Work to be completed.
Copy the data exactly as it appears, and do not include any pictures.

___ Given entries ___

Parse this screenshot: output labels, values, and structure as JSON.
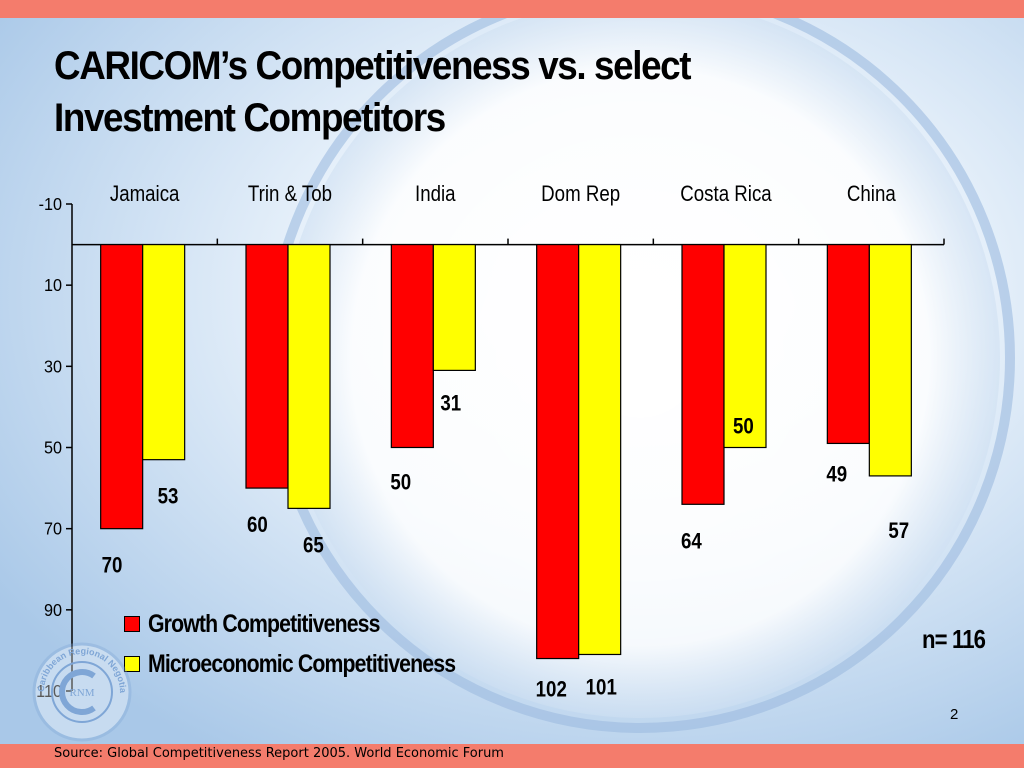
{
  "slide": {
    "title_line1": "CARICOM’s Competitiveness vs. select",
    "title_line2": "Investment Competitors",
    "n_label": "n= 116",
    "slide_number": "2",
    "source": "Source: Global Competitiveness Report 2005. World Economic Forum",
    "logo_text": "Caribbean Regional Negotiating Machinery",
    "logo_initials": "RNM"
  },
  "colors": {
    "top_bar": "#f47c6c",
    "series1": "#ff0000",
    "series2": "#ffff00"
  },
  "chart_data": {
    "type": "bar",
    "orientation": "vertical-inverted",
    "categories": [
      "Jamaica",
      "Trin & Tob",
      "India",
      "Dom Rep",
      "Costa Rica",
      "China"
    ],
    "series": [
      {
        "name": "Growth Competitiveness",
        "values": [
          70,
          60,
          50,
          102,
          64,
          49
        ]
      },
      {
        "name": "Microeconomic Competitiveness",
        "values": [
          53,
          65,
          31,
          101,
          50,
          57
        ]
      }
    ],
    "y_ticks": [
      "-10",
      "10",
      "30",
      "50",
      "70",
      "90",
      "110"
    ],
    "y_tick_values": [
      -10,
      10,
      30,
      50,
      70,
      90,
      110
    ],
    "ylim": [
      -10,
      110
    ],
    "baseline": 0,
    "y_inverted": true,
    "category_labels_position": "top",
    "legend_position": "bottom-left",
    "grid": false
  }
}
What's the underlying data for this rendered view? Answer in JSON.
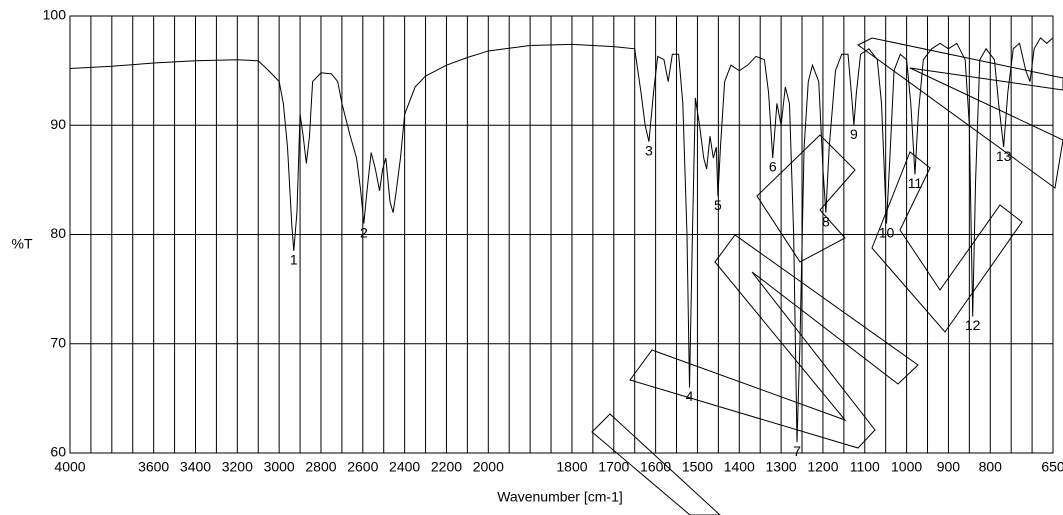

___

Written reply.
Parse this screenshot: output labels, values, and structure as JSON.
{
  "slide": {
    "title_line1": "CARICOM’s Competitiveness vs. select",
    "title_line2": "Investment Competitors",
    "n_label": "n= 116",
    "slide_number": "2",
    "source": "Source: Global Competitiveness Report 2005. World Economic Forum",
    "logo_text": "Caribbean Regional Negotiating Machinery",
    "logo_initials": "RNM"
  },
  "colors": {
    "top_bar": "#f47c6c",
    "series1": "#ff0000",
    "series2": "#ffff00"
  },
  "chart_data": {
    "type": "bar",
    "orientation": "vertical-inverted",
    "categories": [
      "Jamaica",
      "Trin & Tob",
      "India",
      "Dom Rep",
      "Costa Rica",
      "China"
    ],
    "series": [
      {
        "name": "Growth Competitiveness",
        "values": [
          70,
          60,
          50,
          102,
          64,
          49
        ]
      },
      {
        "name": "Microeconomic Competitiveness",
        "values": [
          53,
          65,
          31,
          101,
          50,
          57
        ]
      }
    ],
    "y_ticks": [
      "-10",
      "10",
      "30",
      "50",
      "70",
      "90",
      "110"
    ],
    "y_tick_values": [
      -10,
      10,
      30,
      50,
      70,
      90,
      110
    ],
    "ylim": [
      -10,
      110
    ],
    "baseline": 0,
    "y_inverted": true,
    "category_labels_position": "top",
    "legend_position": "bottom-left",
    "grid": false
  }
}
What's the underlying data for this rendered view? Answer in JSON.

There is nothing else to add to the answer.